# Task prompt
Output only the lines from the line holding "Transcribe this image's" through the close of the records, exactly as they appear, with all pictures omitted.

# Records provided

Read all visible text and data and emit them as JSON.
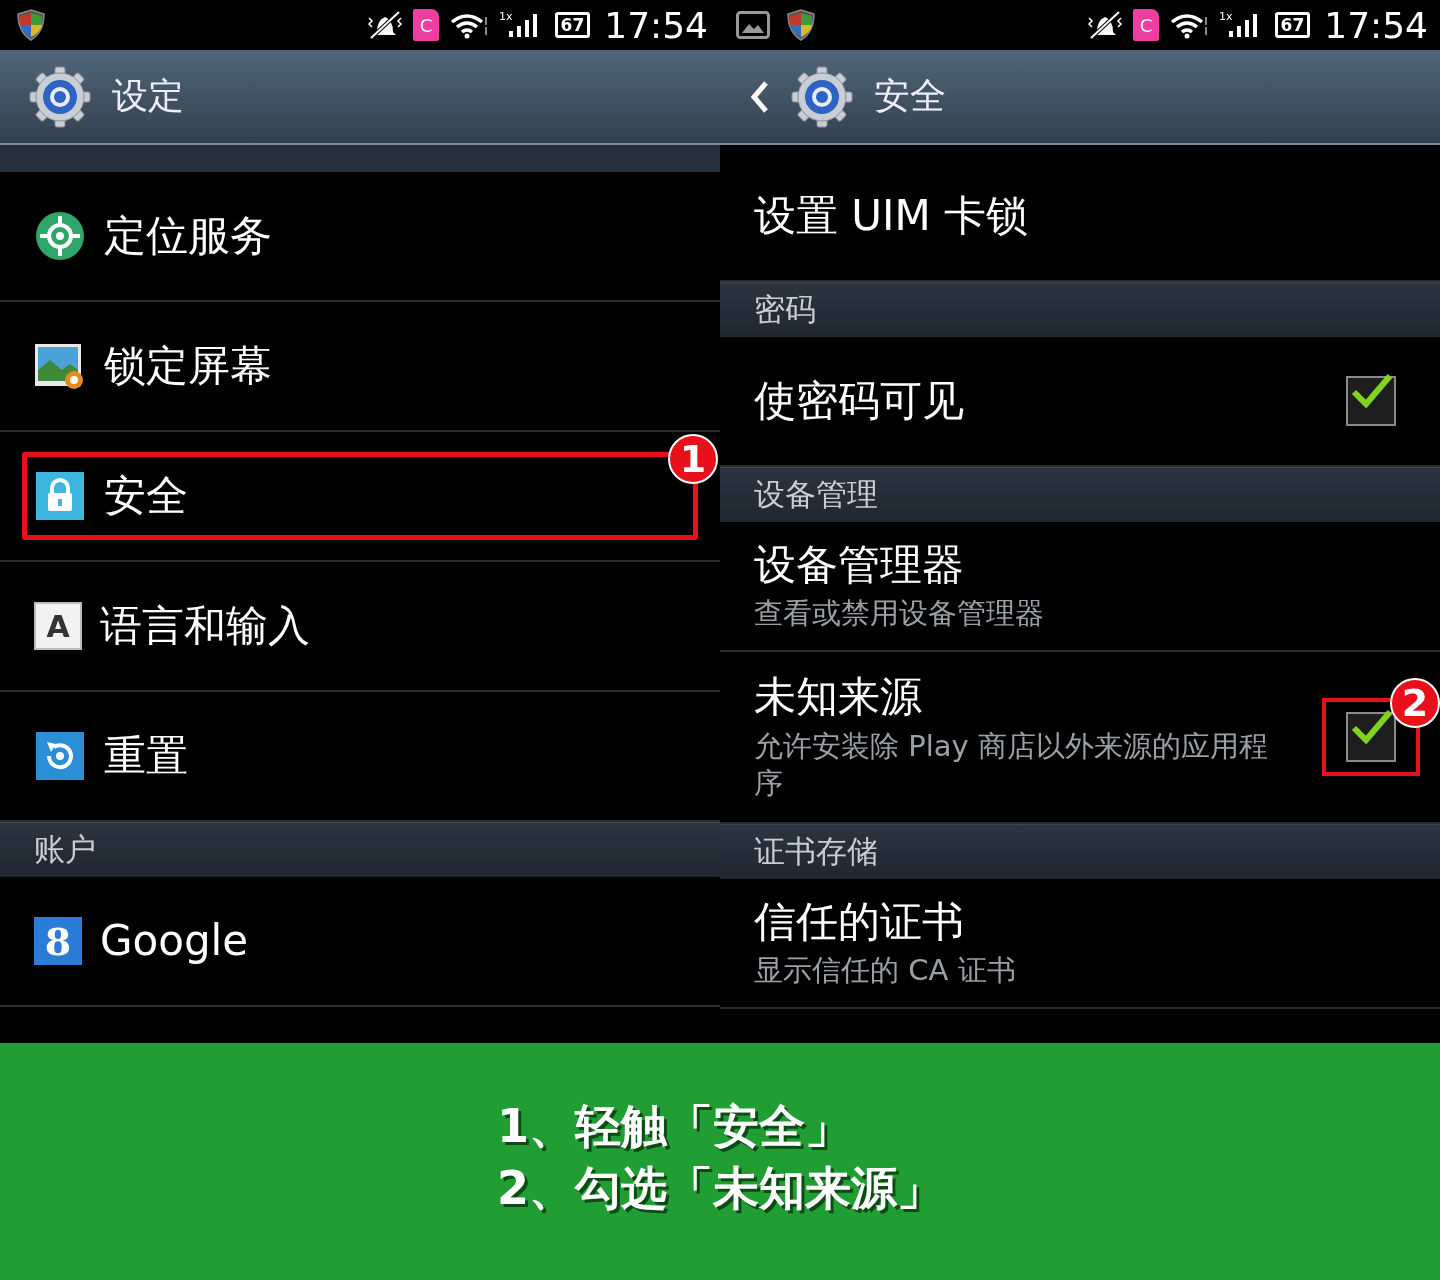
{
  "panels": [
    {
      "status_bar": {
        "network": "1x",
        "battery": "67",
        "carrier_badge": "C",
        "time": "17:54"
      },
      "action_bar": {
        "title": "设定",
        "back": false
      },
      "rows": [
        {
          "kind": "cut"
        },
        {
          "kind": "icon-entry",
          "title": "定位服务"
        },
        {
          "kind": "icon-entry",
          "title": "锁定屏幕"
        },
        {
          "kind": "icon-entry",
          "title": "安全",
          "highlighted": true,
          "marker": "1"
        },
        {
          "kind": "icon-entry",
          "icon_text": "A",
          "title": "语言和输入"
        },
        {
          "kind": "icon-entry",
          "title": "重置"
        },
        {
          "kind": "section",
          "title": "账户"
        },
        {
          "kind": "icon-entry",
          "icon_text": "8",
          "title": "Google"
        }
      ]
    },
    {
      "status_bar": {
        "network": "1x",
        "battery": "67",
        "carrier_badge": "C",
        "time": "17:54"
      },
      "action_bar": {
        "title": "安全",
        "back": true
      },
      "rows": [
        {
          "kind": "gap"
        },
        {
          "kind": "entry",
          "title": "设置 UIM 卡锁"
        },
        {
          "kind": "section",
          "title": "密码"
        },
        {
          "kind": "entry",
          "title": "使密码可见",
          "checked": true
        },
        {
          "kind": "section",
          "title": "设备管理"
        },
        {
          "kind": "entry",
          "title": "设备管理器",
          "subtitle": "查看或禁用设备管理器"
        },
        {
          "kind": "entry",
          "title": "未知来源",
          "subtitle": "允许安装除 Play 商店以外来源的应用程序",
          "checked": true,
          "marker": "2"
        },
        {
          "kind": "section",
          "title": "证书存储"
        },
        {
          "kind": "entry",
          "title": "信任的证书",
          "subtitle": "显示信任的 CA 证书"
        }
      ]
    }
  ],
  "caption": {
    "lines": [
      "1、轻触「安全」",
      "2、勾选「未知来源」"
    ]
  }
}
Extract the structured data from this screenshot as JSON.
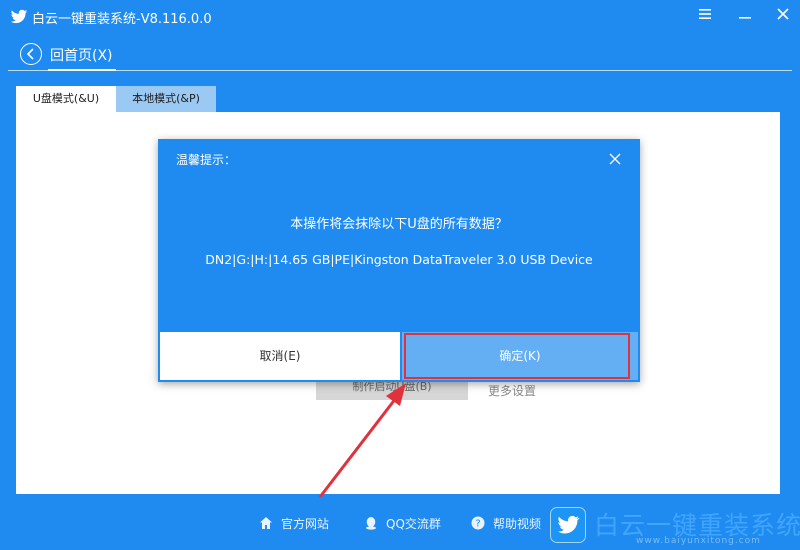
{
  "window": {
    "title": "白云一键重装系统-V8.116.0.0",
    "menu_icon": "menu-icon",
    "minimize_icon": "minimize-icon",
    "close_icon": "close-icon"
  },
  "nav": {
    "back_label": "回首页(X)",
    "back_icon": "arrow-left-circle-icon"
  },
  "tabs": [
    {
      "label": "U盘模式(&U)",
      "active": true
    },
    {
      "label": "本地模式(&P)",
      "active": false
    }
  ],
  "background_content": {
    "make_boot_button": "制作启动U盘(B)",
    "more_settings_link": "更多设置"
  },
  "dialog": {
    "title": "温馨提示：",
    "message": "本操作将会抹除以下U盘的所有数据？",
    "device": "DN2|G:|H:|14.65 GB|PE|Kingston DataTraveler 3.0 USB Device",
    "cancel_label": "取消(E)",
    "ok_label": "确定(K)",
    "highlight_color": "#e0323c"
  },
  "footer": {
    "items": [
      {
        "label": "官方网站",
        "icon": "home-icon"
      },
      {
        "label": "QQ交流群",
        "icon": "qq-icon"
      },
      {
        "label": "帮助视频",
        "icon": "help-icon"
      }
    ]
  },
  "watermark": {
    "name": "白云一键重装系统",
    "url": "www.baiyunxitong.com"
  },
  "colors": {
    "primary": "#1f8bf0",
    "dialog_ok_button": "#64aef3",
    "annotation_red": "#e0323c"
  }
}
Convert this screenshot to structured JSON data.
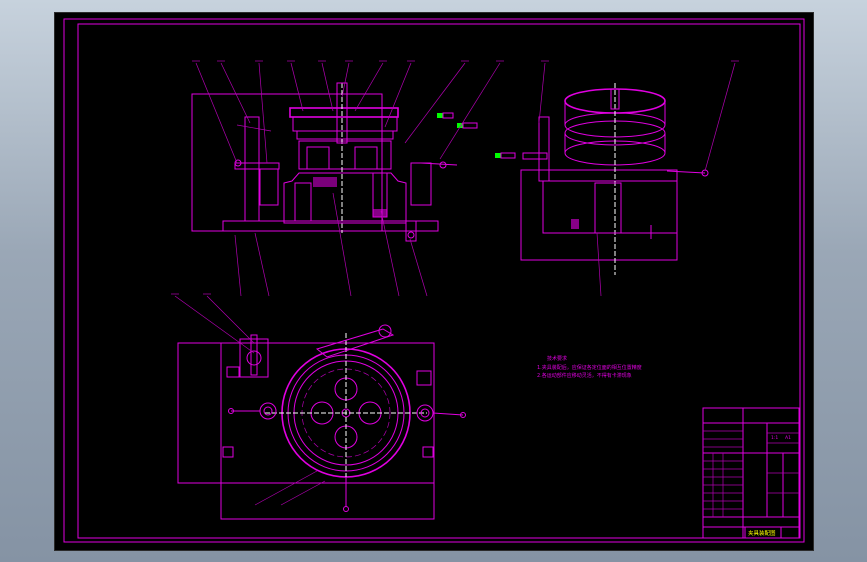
{
  "colors": {
    "background": "#000000",
    "line": "#e000e0",
    "highlight": "#00ff00",
    "title_text": "#ffff00",
    "chrome": "#9aa7b6"
  },
  "notes": [
    "技术要求",
    "1.夹具装配后，应保证各定位面的相互位置精度",
    "2.各运动部件应移动灵活，不得有卡滞现象"
  ],
  "title_block": {
    "drawing_name": "夹具装配图",
    "scale": "1:1",
    "sheet": "A1"
  }
}
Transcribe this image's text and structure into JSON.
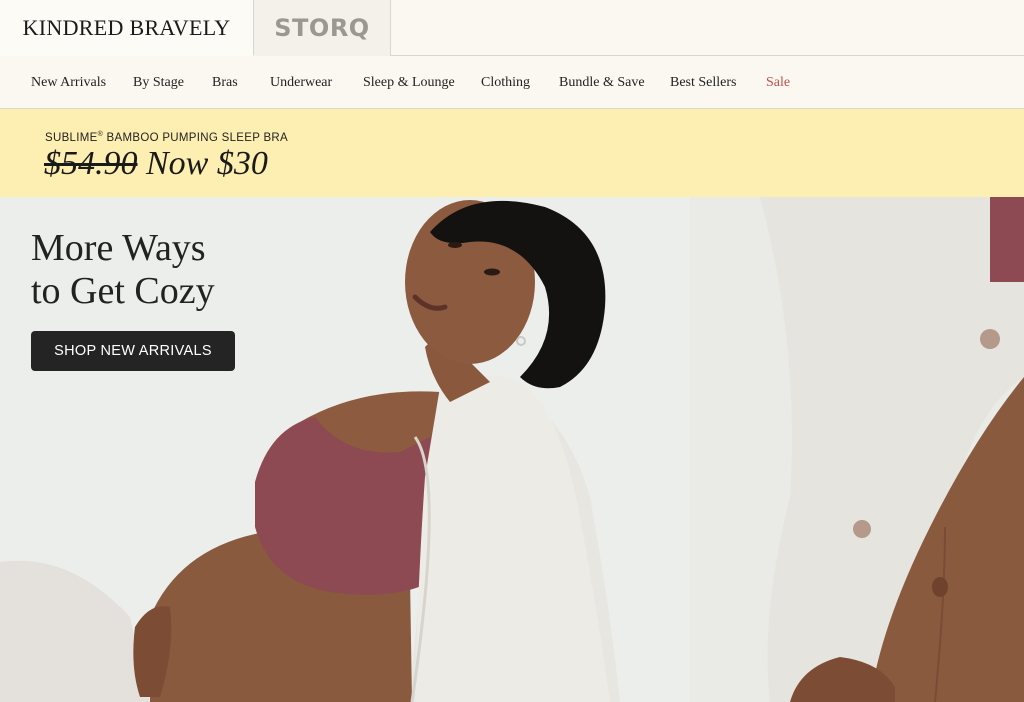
{
  "brands": {
    "kindred": "KINDRED BRAVELY",
    "storq": "STORQ"
  },
  "nav": {
    "items": [
      "New Arrivals",
      "By Stage",
      "Bras",
      "Underwear",
      "Sleep & Lounge",
      "Clothing",
      "Bundle & Save",
      "Best Sellers",
      "Sale"
    ]
  },
  "promo": {
    "product_name": "SUBLIME",
    "trademark": "®",
    "product_rest": " BAMBOO PUMPING SLEEP BRA",
    "old_price": "$54.90",
    "new_price": " Now $30"
  },
  "hero": {
    "title": "More Ways\nto Get Cozy",
    "cta": "SHOP NEW ARRIVALS"
  },
  "colors": {
    "promo_bg": "#fdefb2",
    "sale": "#c2504a",
    "cta_bg": "#242424"
  }
}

# Task answer
Transcribe this image's text and structure into JSON.
{
  "brands": {
    "kindred": "KINDRED BRAVELY",
    "storq": "STORQ"
  },
  "nav": {
    "items": [
      "New Arrivals",
      "By Stage",
      "Bras",
      "Underwear",
      "Sleep & Lounge",
      "Clothing",
      "Bundle & Save",
      "Best Sellers",
      "Sale"
    ]
  },
  "promo": {
    "product_name": "SUBLIME",
    "trademark": "®",
    "product_rest": " BAMBOO PUMPING SLEEP BRA",
    "old_price": "$54.90",
    "new_price": " Now $30"
  },
  "hero": {
    "title": "More Ways\nto Get Cozy",
    "cta": "SHOP NEW ARRIVALS"
  },
  "colors": {
    "promo_bg": "#fdefb2",
    "sale": "#c2504a",
    "cta_bg": "#242424"
  }
}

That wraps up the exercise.